_WHAT YOU ARE ASKED TO DO_. Output every item below verbatim, keeping each line unchanged and in its original order.

_INFORMATION SHOWN_.
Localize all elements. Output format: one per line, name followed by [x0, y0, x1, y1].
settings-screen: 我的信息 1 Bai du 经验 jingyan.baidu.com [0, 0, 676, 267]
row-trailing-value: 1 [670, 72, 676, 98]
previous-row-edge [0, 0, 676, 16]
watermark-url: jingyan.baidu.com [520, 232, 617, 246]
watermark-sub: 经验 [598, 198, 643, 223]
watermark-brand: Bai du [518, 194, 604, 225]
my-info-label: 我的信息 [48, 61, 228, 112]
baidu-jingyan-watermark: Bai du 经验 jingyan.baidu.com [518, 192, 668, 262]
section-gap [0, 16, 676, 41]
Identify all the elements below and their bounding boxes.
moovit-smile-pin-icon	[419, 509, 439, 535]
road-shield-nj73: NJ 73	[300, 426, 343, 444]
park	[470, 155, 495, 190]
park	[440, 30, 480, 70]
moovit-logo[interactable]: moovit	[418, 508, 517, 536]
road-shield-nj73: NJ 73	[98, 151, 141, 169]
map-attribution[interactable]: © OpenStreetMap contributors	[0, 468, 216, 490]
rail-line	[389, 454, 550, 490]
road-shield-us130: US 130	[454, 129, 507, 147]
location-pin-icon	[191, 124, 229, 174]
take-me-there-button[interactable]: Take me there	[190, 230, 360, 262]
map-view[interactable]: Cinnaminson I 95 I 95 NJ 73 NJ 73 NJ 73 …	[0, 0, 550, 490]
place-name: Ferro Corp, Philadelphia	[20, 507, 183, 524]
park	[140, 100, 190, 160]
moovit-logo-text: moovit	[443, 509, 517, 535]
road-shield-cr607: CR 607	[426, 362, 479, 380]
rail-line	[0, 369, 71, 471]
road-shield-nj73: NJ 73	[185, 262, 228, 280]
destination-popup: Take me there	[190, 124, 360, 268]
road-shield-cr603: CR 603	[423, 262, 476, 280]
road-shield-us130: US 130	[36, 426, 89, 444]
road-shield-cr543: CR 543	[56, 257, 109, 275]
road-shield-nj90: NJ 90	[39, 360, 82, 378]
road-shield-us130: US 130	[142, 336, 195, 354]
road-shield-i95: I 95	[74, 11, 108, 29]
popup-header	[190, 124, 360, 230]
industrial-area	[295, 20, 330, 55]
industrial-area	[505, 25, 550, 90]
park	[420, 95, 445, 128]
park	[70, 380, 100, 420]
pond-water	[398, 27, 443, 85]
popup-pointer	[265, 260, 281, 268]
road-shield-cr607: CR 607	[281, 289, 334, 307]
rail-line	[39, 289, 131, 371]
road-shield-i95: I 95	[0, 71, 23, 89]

_TASK SOLUTION_.
Localize all elements. Output format: one per line, name followed by [x0, y0, x1, y1].
settings-screen: 我的信息 1 Bai du 经验 jingyan.baidu.com [0, 0, 676, 267]
row-trailing-value: 1 [670, 72, 676, 98]
previous-row-edge [0, 0, 676, 16]
watermark-url: jingyan.baidu.com [520, 232, 617, 246]
watermark-sub: 经验 [598, 198, 643, 223]
watermark-brand: Bai du [518, 194, 604, 225]
my-info-label: 我的信息 [48, 61, 228, 112]
baidu-jingyan-watermark: Bai du 经验 jingyan.baidu.com [518, 192, 668, 262]
section-gap [0, 16, 676, 41]
Identify all the elements below and their bounding boxes.
moovit-smile-pin-icon	[419, 509, 439, 535]
road-shield-nj73: NJ 73	[300, 426, 343, 444]
park	[470, 155, 495, 190]
park	[440, 30, 480, 70]
moovit-logo[interactable]: moovit	[418, 508, 517, 536]
road-shield-nj73: NJ 73	[98, 151, 141, 169]
map-attribution[interactable]: © OpenStreetMap contributors	[0, 468, 216, 490]
rail-line	[389, 454, 550, 490]
road-shield-us130: US 130	[454, 129, 507, 147]
location-pin-icon	[191, 124, 229, 174]
take-me-there-button[interactable]: Take me there	[190, 230, 360, 262]
map-view[interactable]: Cinnaminson I 95 I 95 NJ 73 NJ 73 NJ 73 …	[0, 0, 550, 490]
place-name: Ferro Corp, Philadelphia	[20, 507, 183, 524]
park	[140, 100, 190, 160]
moovit-logo-text: moovit	[443, 509, 517, 535]
road-shield-cr607: CR 607	[426, 362, 479, 380]
rail-line	[0, 369, 71, 471]
road-shield-nj73: NJ 73	[185, 262, 228, 280]
destination-popup: Take me there	[190, 124, 360, 268]
road-shield-cr603: CR 603	[423, 262, 476, 280]
road-shield-us130: US 130	[36, 426, 89, 444]
road-shield-cr543: CR 543	[56, 257, 109, 275]
road-shield-nj90: NJ 90	[39, 360, 82, 378]
road-shield-us130: US 130	[142, 336, 195, 354]
road-shield-i95: I 95	[74, 11, 108, 29]
popup-header	[190, 124, 360, 230]
industrial-area	[295, 20, 330, 55]
industrial-area	[505, 25, 550, 90]
park	[420, 95, 445, 128]
park	[70, 380, 100, 420]
pond-water	[398, 27, 443, 85]
popup-pointer	[265, 260, 281, 268]
road-shield-cr607: CR 607	[281, 289, 334, 307]
rail-line	[39, 289, 131, 371]
road-shield-i95: I 95	[0, 71, 23, 89]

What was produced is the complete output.